━━━━━ Supplied data ━━━━━

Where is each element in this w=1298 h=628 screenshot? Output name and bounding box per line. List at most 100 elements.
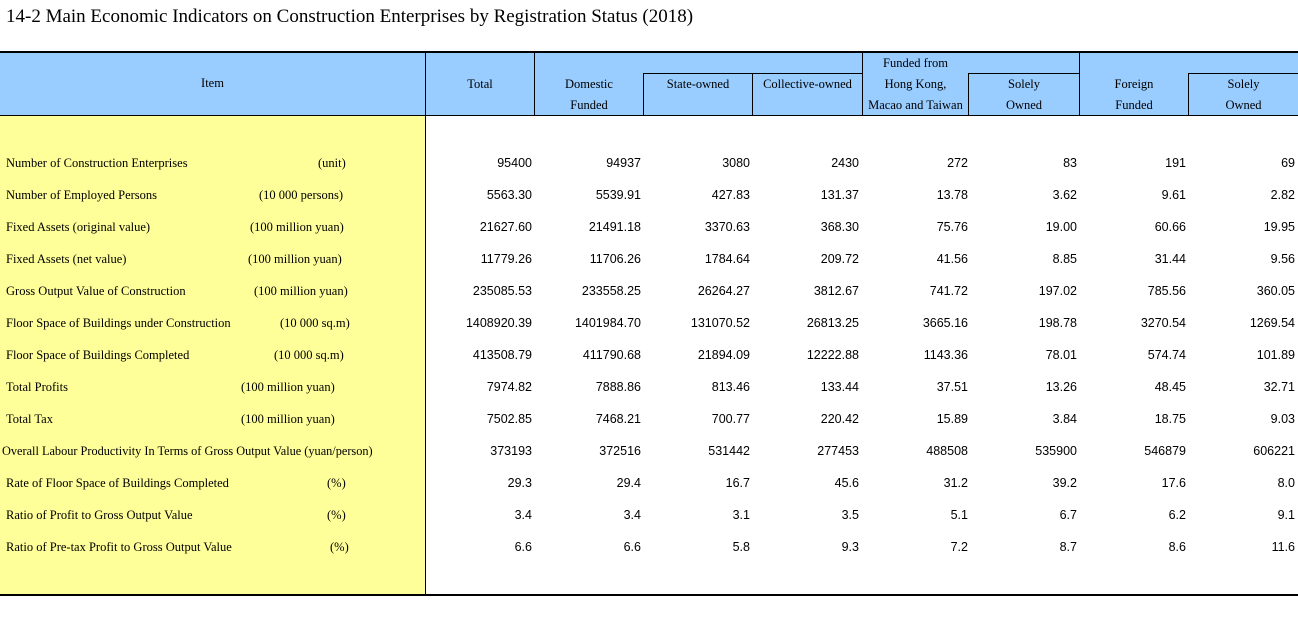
table-cell: 9.61 (1161, 188, 1186, 202)
table-cell: 11779.26 (480, 252, 532, 266)
table-cell: 8.85 (1052, 252, 1077, 266)
table-cell: 37.51 (936, 380, 968, 394)
row-label: Ratio of Profit to Gross Output Value (6, 508, 193, 522)
table-cell: 101.89 (1256, 348, 1295, 362)
row-label: Overall Labour Productivity In Terms of … (2, 444, 373, 458)
table-cell: 1784.64 (704, 252, 750, 266)
table-cell: 75.76 (936, 220, 968, 234)
table-cell: 15.89 (936, 412, 968, 426)
table-cell: 95400 (497, 156, 532, 170)
table-cell: 19.00 (1045, 220, 1077, 234)
table-cell: 8.0 (1277, 476, 1295, 490)
table-cell: 8.7 (1059, 540, 1077, 554)
row-label: Ratio of Pre-tax Profit to Gross Output … (6, 540, 232, 554)
header-hmt-line2: Macao and Taiwan (868, 98, 963, 112)
header-hmt-solely-line2: Owned (1005, 98, 1043, 112)
header-foreign-solely-line1: Solely (1227, 77, 1260, 91)
row-label: Rate of Floor Space of Buildings Complet… (6, 476, 229, 490)
table-cell: 9.3 (841, 540, 859, 554)
row-unit: (100 million yuan) (250, 220, 344, 234)
table-cell: 29.4 (616, 476, 641, 490)
table-cell: 220.42 (820, 412, 859, 426)
row-unit: (100 million yuan) (248, 252, 342, 266)
table-cell: 6.6 (514, 540, 532, 554)
header-collective-owned: Collective-owned (763, 77, 852, 91)
table-cell: 488508 (926, 444, 968, 458)
table-cell: 3.62 (1052, 188, 1077, 202)
table-cell: 373193 (490, 444, 532, 458)
table-cell: 6.7 (1059, 508, 1077, 522)
table-cell: 700.77 (711, 412, 750, 426)
table-cell: 26264.27 (697, 284, 750, 298)
header-divider (862, 53, 863, 115)
table-cell: 133.44 (820, 380, 859, 394)
table-cell: 45.6 (834, 476, 859, 490)
header-total: Total (467, 77, 493, 91)
row-label: Total Tax (6, 412, 53, 426)
table-cell: 8.6 (1168, 540, 1186, 554)
table-cell: 12222.88 (806, 348, 859, 362)
table-cell: 411790.68 (582, 348, 641, 362)
table-cell: 233558.25 (581, 284, 641, 298)
row-label: Fixed Assets (original value) (6, 220, 151, 234)
table-cell: 606221 (1253, 444, 1295, 458)
item-column-divider (425, 53, 426, 594)
header-divider (1188, 73, 1189, 115)
table-cell: 3.5 (841, 508, 859, 522)
header-divider (1079, 53, 1080, 115)
table-cell: 31.44 (1154, 252, 1186, 266)
table-cell: 209.72 (820, 252, 859, 266)
table-cell: 3270.54 (1140, 316, 1186, 330)
table-cell: 9.03 (1270, 412, 1295, 426)
table-cell: 41.56 (936, 252, 968, 266)
table-cell: 21894.09 (697, 348, 750, 362)
table-cell: 3370.63 (704, 220, 750, 234)
table-cell: 131.37 (820, 188, 859, 202)
row-label: Total Profits (6, 380, 68, 394)
row-unit: (%) (327, 508, 346, 522)
table-cell: 272 (947, 156, 968, 170)
foreign-subheader-rule (1188, 73, 1298, 74)
table-cell: 1143.36 (923, 348, 968, 362)
hmt-subheader-rule (968, 73, 1079, 74)
header-domestic-line1: Domestic (565, 77, 613, 91)
table-cell: 6.6 (623, 540, 641, 554)
table-cell: 1269.54 (1249, 316, 1295, 330)
header-divider (752, 73, 753, 115)
table-cell: 32.71 (1263, 380, 1295, 394)
table-cell: 131070.52 (690, 316, 750, 330)
table-cell: 5.1 (950, 508, 968, 522)
row-unit: (10 000 sq.m) (274, 348, 344, 362)
row-unit: (10 000 sq.m) (280, 316, 350, 330)
table-cell: 18.75 (1154, 412, 1186, 426)
table-cell: 191 (1165, 156, 1186, 170)
header-hmt-line1: Hong Kong, (884, 77, 947, 91)
table-cell: 13.26 (1045, 380, 1077, 394)
table-cell: 368.30 (820, 220, 859, 234)
table-cell: 7888.86 (595, 380, 641, 394)
table-cell: 3.1 (732, 508, 750, 522)
header-domestic-line2: Funded (570, 98, 608, 112)
row-unit: (%) (327, 476, 346, 490)
table-cell: 7974.82 (486, 380, 532, 394)
header-background (0, 53, 1298, 115)
table-cell: 277453 (817, 444, 859, 458)
table-cell: 60.66 (1154, 220, 1186, 234)
table-cell: 3080 (722, 156, 750, 170)
table-cell: 7502.85 (486, 412, 532, 426)
table-cell: 1401984.70 (574, 316, 641, 330)
row-label: Number of Employed Persons (6, 188, 158, 202)
table-bottom-rule (0, 594, 1298, 596)
table-cell: 3812.67 (813, 284, 859, 298)
item-column-background (0, 116, 425, 594)
row-unit: (%) (330, 540, 349, 554)
table-cell: 785.56 (1147, 284, 1186, 298)
table-cell: 21627.60 (479, 220, 532, 234)
table-cell: 5.8 (732, 540, 750, 554)
table-top-rule (0, 51, 1298, 53)
table-cell: 94937 (606, 156, 641, 170)
table-cell: 9.56 (1270, 252, 1295, 266)
header-hmt-top: Funded from (883, 56, 948, 70)
header-divider (534, 53, 535, 115)
table-cell: 360.05 (1256, 284, 1295, 298)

━━━━━

Objective: Copy every line of the items above word for word, leaving out the pictures.

The output:
Where is each element in this w=1298 h=628 screenshot? Output name and bounding box per line. List at most 100 elements.
table-cell: 9.61 (1161, 188, 1186, 202)
table-cell: 11779.26 (480, 252, 532, 266)
table-cell: 8.85 (1052, 252, 1077, 266)
table-cell: 37.51 (936, 380, 968, 394)
row-label: Ratio of Profit to Gross Output Value (6, 508, 193, 522)
table-cell: 101.89 (1256, 348, 1295, 362)
row-label: Overall Labour Productivity In Terms of … (2, 444, 373, 458)
table-cell: 1784.64 (704, 252, 750, 266)
table-cell: 75.76 (936, 220, 968, 234)
table-cell: 15.89 (936, 412, 968, 426)
table-cell: 95400 (497, 156, 532, 170)
table-cell: 19.00 (1045, 220, 1077, 234)
table-cell: 8.0 (1277, 476, 1295, 490)
table-cell: 8.7 (1059, 540, 1077, 554)
row-label: Ratio of Pre-tax Profit to Gross Output … (6, 540, 232, 554)
header-hmt-line2: Macao and Taiwan (868, 98, 963, 112)
header-hmt-solely-line2: Owned (1005, 98, 1043, 112)
header-foreign-solely-line1: Solely (1227, 77, 1260, 91)
row-label: Rate of Floor Space of Buildings Complet… (6, 476, 229, 490)
table-cell: 9.3 (841, 540, 859, 554)
row-unit: (100 million yuan) (250, 220, 344, 234)
table-cell: 29.4 (616, 476, 641, 490)
table-cell: 220.42 (820, 412, 859, 426)
row-unit: (100 million yuan) (248, 252, 342, 266)
table-cell: 6.6 (514, 540, 532, 554)
header-collective-owned: Collective-owned (763, 77, 852, 91)
table-cell: 488508 (926, 444, 968, 458)
table-cell: 3.62 (1052, 188, 1077, 202)
table-cell: 373193 (490, 444, 532, 458)
table-cell: 6.7 (1059, 508, 1077, 522)
table-cell: 700.77 (711, 412, 750, 426)
table-cell: 26264.27 (697, 284, 750, 298)
header-divider (862, 53, 863, 115)
table-cell: 133.44 (820, 380, 859, 394)
table-cell: 45.6 (834, 476, 859, 490)
header-total: Total (467, 77, 493, 91)
row-label: Total Tax (6, 412, 53, 426)
table-cell: 8.6 (1168, 540, 1186, 554)
table-cell: 12222.88 (806, 348, 859, 362)
table-cell: 411790.68 (582, 348, 641, 362)
table-cell: 233558.25 (581, 284, 641, 298)
row-label: Fixed Assets (original value) (6, 220, 151, 234)
table-cell: 606221 (1253, 444, 1295, 458)
item-column-divider (425, 53, 426, 594)
header-divider (1188, 73, 1189, 115)
table-cell: 3.5 (841, 508, 859, 522)
header-divider (1079, 53, 1080, 115)
table-cell: 31.44 (1154, 252, 1186, 266)
table-cell: 209.72 (820, 252, 859, 266)
table-cell: 3270.54 (1140, 316, 1186, 330)
table-cell: 9.03 (1270, 412, 1295, 426)
table-cell: 41.56 (936, 252, 968, 266)
table-cell: 21894.09 (697, 348, 750, 362)
table-cell: 3370.63 (704, 220, 750, 234)
table-cell: 131.37 (820, 188, 859, 202)
row-label: Total Profits (6, 380, 68, 394)
row-unit: (%) (327, 508, 346, 522)
table-cell: 272 (947, 156, 968, 170)
foreign-subheader-rule (1188, 73, 1298, 74)
table-cell: 1143.36 (923, 348, 968, 362)
hmt-subheader-rule (968, 73, 1079, 74)
header-domestic-line1: Domestic (565, 77, 613, 91)
table-cell: 6.6 (623, 540, 641, 554)
table-cell: 1269.54 (1249, 316, 1295, 330)
header-divider (752, 73, 753, 115)
table-cell: 32.71 (1263, 380, 1295, 394)
table-cell: 131070.52 (690, 316, 750, 330)
table-cell: 5.1 (950, 508, 968, 522)
row-unit: (10 000 sq.m) (274, 348, 344, 362)
row-unit: (10 000 sq.m) (280, 316, 350, 330)
table-cell: 18.75 (1154, 412, 1186, 426)
table-cell: 191 (1165, 156, 1186, 170)
header-hmt-line1: Hong Kong, (884, 77, 947, 91)
table-cell: 13.26 (1045, 380, 1077, 394)
table-cell: 368.30 (820, 220, 859, 234)
table-cell: 7888.86 (595, 380, 641, 394)
table-cell: 3.1 (732, 508, 750, 522)
header-domestic-line2: Funded (570, 98, 608, 112)
row-unit: (%) (327, 476, 346, 490)
table-cell: 7974.82 (486, 380, 532, 394)
header-background (0, 53, 1298, 115)
table-cell: 277453 (817, 444, 859, 458)
table-cell: 60.66 (1154, 220, 1186, 234)
table-cell: 3080 (722, 156, 750, 170)
table-cell: 7502.85 (486, 412, 532, 426)
table-cell: 1401984.70 (574, 316, 641, 330)
row-label: Number of Employed Persons (6, 188, 158, 202)
table-bottom-rule (0, 594, 1298, 596)
table-cell: 3812.67 (813, 284, 859, 298)
item-column-background (0, 116, 425, 594)
row-unit: (%) (330, 540, 349, 554)
table-cell: 785.56 (1147, 284, 1186, 298)
table-cell: 21627.60 (479, 220, 532, 234)
table-cell: 5.8 (732, 540, 750, 554)
table-top-rule (0, 51, 1298, 53)
table-cell: 94937 (606, 156, 641, 170)
table-cell: 9.56 (1270, 252, 1295, 266)
header-hmt-top: Funded from (883, 56, 948, 70)
header-divider (534, 53, 535, 115)
table-cell: 360.05 (1256, 284, 1295, 298)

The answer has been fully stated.